**** PROVIDED RECORDS ****

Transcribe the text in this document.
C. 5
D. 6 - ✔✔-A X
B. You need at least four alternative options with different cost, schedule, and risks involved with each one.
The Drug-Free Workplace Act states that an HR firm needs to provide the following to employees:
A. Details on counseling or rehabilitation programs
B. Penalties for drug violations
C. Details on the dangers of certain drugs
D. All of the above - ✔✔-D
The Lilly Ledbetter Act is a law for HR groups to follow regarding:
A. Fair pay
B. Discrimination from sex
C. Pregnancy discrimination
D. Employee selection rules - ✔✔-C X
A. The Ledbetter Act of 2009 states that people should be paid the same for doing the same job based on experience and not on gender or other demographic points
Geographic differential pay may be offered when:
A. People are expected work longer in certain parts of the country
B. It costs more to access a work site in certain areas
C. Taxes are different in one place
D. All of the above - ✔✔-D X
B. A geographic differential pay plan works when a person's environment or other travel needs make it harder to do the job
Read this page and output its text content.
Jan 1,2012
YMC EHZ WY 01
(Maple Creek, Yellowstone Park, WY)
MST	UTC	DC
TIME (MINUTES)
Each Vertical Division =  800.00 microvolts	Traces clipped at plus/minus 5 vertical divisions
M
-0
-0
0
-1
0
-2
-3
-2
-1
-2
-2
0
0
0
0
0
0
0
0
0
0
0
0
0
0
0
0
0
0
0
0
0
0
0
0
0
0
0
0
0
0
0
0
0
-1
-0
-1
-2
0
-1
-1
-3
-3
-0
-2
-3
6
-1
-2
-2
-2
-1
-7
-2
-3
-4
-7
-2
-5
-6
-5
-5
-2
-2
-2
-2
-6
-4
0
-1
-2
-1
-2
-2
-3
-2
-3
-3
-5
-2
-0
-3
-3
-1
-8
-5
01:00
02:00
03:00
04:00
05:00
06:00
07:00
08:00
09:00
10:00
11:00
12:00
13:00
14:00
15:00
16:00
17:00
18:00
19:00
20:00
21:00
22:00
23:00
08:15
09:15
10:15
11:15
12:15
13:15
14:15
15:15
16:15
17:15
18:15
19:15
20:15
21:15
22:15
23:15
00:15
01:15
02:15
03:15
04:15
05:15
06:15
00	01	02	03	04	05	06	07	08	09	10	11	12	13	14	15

****

● YOUR INSTRUCTIONS:
Your task is to repeat the data exactly, with nothing left out.

● RESPONSE TO THE TASK:
Transcribe the text in this document.
C. 5
D. 6 - ✔✔-A X
B. You need at least four alternative options with different cost, schedule, and risks involved with each one.
The Drug-Free Workplace Act states that an HR firm needs to provide the following to employees:
A. Details on counseling or rehabilitation programs
B. Penalties for drug violations
C. Details on the dangers of certain drugs
D. All of the above - ✔✔-D
The Lilly Ledbetter Act is a law for HR groups to follow regarding:
A. Fair pay
B. Discrimination from sex
C. Pregnancy discrimination
D. Employee selection rules - ✔✔-C X
A. The Ledbetter Act of 2009 states that people should be paid the same for doing the same job based on experience and not on gender or other demographic points
Geographic differential pay may be offered when:
A. People are expected work longer in certain parts of the country
B. It costs more to access a work site in certain areas
C. Taxes are different in one place
D. All of the above - ✔✔-D X
B. A geographic differential pay plan works when a person's environment or other travel needs make it harder to do the job
Read this page and output its text content.
Jan 1,2012
YMC EHZ WY 01
(Maple Creek, Yellowstone Park, WY)
MST	UTC	DC
TIME (MINUTES)
Each Vertical Division =  800.00 microvolts	Traces clipped at plus/minus 5 vertical divisions
M
-0
-0
0
-1
0
-2
-3
-2
-1
-2
-2
0
0
0
0
0
0
0
0
0
0
0
0
0
0
0
0
0
0
0
0
0
0
0
0
0
0
0
0
0
0
0
0
0
-1
-0
-1
-2
0
-1
-1
-3
-3
-0
-2
-3
6
-1
-2
-2
-2
-1
-7
-2
-3
-4
-7
-2
-5
-6
-5
-5
-2
-2
-2
-2
-6
-4
0
-1
-2
-1
-2
-2
-3
-2
-3
-3
-5
-2
-0
-3
-3
-1
-8
-5
01:00
02:00
03:00
04:00
05:00
06:00
07:00
08:00
09:00
10:00
11:00
12:00
13:00
14:00
15:00
16:00
17:00
18:00
19:00
20:00
21:00
22:00
23:00
08:15
09:15
10:15
11:15
12:15
13:15
14:15
15:15
16:15
17:15
18:15
19:15
20:15
21:15
22:15
23:15
00:15
01:15
02:15
03:15
04:15
05:15
06:15
00	01	02	03	04	05	06	07	08	09	10	11	12	13	14	15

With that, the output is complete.